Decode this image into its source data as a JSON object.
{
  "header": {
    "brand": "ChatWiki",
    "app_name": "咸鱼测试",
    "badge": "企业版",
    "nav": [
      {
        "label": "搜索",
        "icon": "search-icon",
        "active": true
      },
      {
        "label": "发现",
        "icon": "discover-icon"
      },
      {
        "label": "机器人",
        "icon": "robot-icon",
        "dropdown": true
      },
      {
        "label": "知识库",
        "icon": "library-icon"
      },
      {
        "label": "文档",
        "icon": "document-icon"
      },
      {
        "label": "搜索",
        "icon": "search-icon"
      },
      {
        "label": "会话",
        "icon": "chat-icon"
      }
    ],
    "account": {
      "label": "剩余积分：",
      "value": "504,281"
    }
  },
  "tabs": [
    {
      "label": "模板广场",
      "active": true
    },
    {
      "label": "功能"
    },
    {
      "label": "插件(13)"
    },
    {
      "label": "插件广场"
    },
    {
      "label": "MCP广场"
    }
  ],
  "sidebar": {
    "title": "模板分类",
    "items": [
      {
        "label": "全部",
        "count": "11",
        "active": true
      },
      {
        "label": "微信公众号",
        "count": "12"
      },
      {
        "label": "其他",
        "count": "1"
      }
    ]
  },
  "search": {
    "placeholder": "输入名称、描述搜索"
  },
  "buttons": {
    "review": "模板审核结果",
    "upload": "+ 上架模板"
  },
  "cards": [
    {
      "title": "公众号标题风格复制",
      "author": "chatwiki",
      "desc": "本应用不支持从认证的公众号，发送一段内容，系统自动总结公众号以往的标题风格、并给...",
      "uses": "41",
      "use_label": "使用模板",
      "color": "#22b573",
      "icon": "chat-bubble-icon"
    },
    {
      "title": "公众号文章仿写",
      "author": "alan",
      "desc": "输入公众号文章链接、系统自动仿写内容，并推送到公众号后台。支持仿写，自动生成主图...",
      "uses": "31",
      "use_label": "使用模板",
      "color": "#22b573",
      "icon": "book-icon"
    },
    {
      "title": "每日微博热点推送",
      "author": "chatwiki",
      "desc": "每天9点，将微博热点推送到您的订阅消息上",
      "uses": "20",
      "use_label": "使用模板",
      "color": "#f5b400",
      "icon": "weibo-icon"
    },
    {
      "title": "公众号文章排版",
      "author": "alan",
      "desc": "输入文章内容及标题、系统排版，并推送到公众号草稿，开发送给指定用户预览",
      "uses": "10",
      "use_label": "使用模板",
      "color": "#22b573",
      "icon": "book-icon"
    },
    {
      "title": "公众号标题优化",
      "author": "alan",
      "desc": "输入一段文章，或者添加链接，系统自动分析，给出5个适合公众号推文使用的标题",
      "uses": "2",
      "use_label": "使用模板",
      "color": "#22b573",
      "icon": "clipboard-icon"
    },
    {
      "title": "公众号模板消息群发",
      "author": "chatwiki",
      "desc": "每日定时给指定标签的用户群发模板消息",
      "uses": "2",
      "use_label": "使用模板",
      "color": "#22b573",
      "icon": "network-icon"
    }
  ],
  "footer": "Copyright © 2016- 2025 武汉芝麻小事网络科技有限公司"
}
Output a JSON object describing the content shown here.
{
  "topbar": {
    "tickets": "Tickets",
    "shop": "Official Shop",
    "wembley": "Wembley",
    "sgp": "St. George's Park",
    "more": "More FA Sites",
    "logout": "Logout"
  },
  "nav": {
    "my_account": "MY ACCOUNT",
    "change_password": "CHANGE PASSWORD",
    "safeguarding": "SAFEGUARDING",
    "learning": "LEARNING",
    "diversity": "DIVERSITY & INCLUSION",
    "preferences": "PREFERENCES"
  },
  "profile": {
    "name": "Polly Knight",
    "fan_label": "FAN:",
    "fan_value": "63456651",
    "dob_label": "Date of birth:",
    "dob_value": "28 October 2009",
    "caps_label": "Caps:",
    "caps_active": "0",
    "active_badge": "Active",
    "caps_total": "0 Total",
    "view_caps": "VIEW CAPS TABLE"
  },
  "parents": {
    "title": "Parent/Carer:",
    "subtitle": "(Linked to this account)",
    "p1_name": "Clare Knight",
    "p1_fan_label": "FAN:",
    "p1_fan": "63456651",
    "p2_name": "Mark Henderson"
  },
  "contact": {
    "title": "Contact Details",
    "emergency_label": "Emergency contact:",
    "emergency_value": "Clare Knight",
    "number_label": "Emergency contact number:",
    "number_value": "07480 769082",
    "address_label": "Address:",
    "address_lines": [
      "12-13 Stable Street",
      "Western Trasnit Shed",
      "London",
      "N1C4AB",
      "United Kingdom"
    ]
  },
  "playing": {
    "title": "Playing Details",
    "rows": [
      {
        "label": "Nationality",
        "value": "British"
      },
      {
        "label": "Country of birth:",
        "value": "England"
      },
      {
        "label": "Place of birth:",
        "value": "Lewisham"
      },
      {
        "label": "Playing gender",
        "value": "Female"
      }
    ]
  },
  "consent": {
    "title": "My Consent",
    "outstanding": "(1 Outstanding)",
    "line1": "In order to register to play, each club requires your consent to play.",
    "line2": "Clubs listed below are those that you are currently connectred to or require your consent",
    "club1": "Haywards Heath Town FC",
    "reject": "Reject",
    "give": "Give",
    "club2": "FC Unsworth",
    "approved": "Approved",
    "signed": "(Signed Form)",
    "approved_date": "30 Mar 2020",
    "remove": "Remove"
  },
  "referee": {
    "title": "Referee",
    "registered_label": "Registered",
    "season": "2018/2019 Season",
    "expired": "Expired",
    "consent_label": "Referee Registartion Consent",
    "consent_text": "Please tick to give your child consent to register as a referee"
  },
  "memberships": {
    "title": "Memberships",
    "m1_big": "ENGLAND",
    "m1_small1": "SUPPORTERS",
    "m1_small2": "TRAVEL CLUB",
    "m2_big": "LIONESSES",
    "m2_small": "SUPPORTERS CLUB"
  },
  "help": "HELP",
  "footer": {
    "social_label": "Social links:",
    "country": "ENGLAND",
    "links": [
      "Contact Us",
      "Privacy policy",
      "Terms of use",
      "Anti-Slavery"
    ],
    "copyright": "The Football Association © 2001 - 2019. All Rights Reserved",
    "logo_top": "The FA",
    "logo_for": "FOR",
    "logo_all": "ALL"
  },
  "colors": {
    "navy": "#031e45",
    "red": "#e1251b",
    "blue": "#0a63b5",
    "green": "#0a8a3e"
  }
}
□ □ □ □ □
### [The task]
Report each line in the data that holds the word "Clare".

### [Task solution]
    "p1_name": "Clare Knight",
    "emergency_value": "Clare Knight",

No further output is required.